Data shown
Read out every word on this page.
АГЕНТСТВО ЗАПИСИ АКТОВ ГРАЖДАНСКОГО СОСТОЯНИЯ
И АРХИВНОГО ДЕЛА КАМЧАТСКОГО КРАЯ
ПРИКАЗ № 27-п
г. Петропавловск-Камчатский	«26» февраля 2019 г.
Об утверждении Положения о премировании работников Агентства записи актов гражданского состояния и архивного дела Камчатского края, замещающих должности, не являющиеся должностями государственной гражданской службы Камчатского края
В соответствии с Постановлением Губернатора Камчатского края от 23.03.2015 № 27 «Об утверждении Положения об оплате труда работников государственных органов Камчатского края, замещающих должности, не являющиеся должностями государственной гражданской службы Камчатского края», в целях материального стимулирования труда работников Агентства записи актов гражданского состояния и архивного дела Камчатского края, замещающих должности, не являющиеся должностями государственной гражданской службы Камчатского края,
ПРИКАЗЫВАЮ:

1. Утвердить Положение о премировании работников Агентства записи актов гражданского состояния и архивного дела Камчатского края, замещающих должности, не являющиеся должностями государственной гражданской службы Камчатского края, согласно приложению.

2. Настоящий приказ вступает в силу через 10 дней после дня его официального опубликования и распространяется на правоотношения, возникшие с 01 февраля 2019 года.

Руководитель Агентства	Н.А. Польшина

Instructions to follow
Copy all of the data exactly.

Result of this task
Read out every word on this page.
АГЕНТСТВО ЗАПИСИ АКТОВ ГРАЖДАНСКОГО СОСТОЯНИЯ
И АРХИВНОГО ДЕЛА КАМЧАТСКОГО КРАЯ
ПРИКАЗ № 27-п
г. Петропавловск-Камчатский	«26» февраля 2019 г.
Об утверждении Положения о премировании работников Агентства записи актов гражданского состояния и архивного дела Камчатского края, замещающих должности, не являющиеся должностями государственной гражданской службы Камчатского края
В соответствии с Постановлением Губернатора Камчатского края от 23.03.2015 № 27 «Об утверждении Положения об оплате труда работников государственных органов Камчатского края, замещающих должности, не являющиеся должностями государственной гражданской службы Камчатского края», в целях материального стимулирования труда работников Агентства записи актов гражданского состояния и архивного дела Камчатского края, замещающих должности, не являющиеся должностями государственной гражданской службы Камчатского края,
ПРИКАЗЫВАЮ:

1. Утвердить Положение о премировании работников Агентства записи актов гражданского состояния и архивного дела Камчатского края, замещающих должности, не являющиеся должностями государственной гражданской службы Камчатского края, согласно приложению.

2. Настоящий приказ вступает в силу через 10 дней после дня его официального опубликования и распространяется на правоотношения, возникшие с 01 февраля 2019 года.

Руководитель Агентства	Н.А. Польшина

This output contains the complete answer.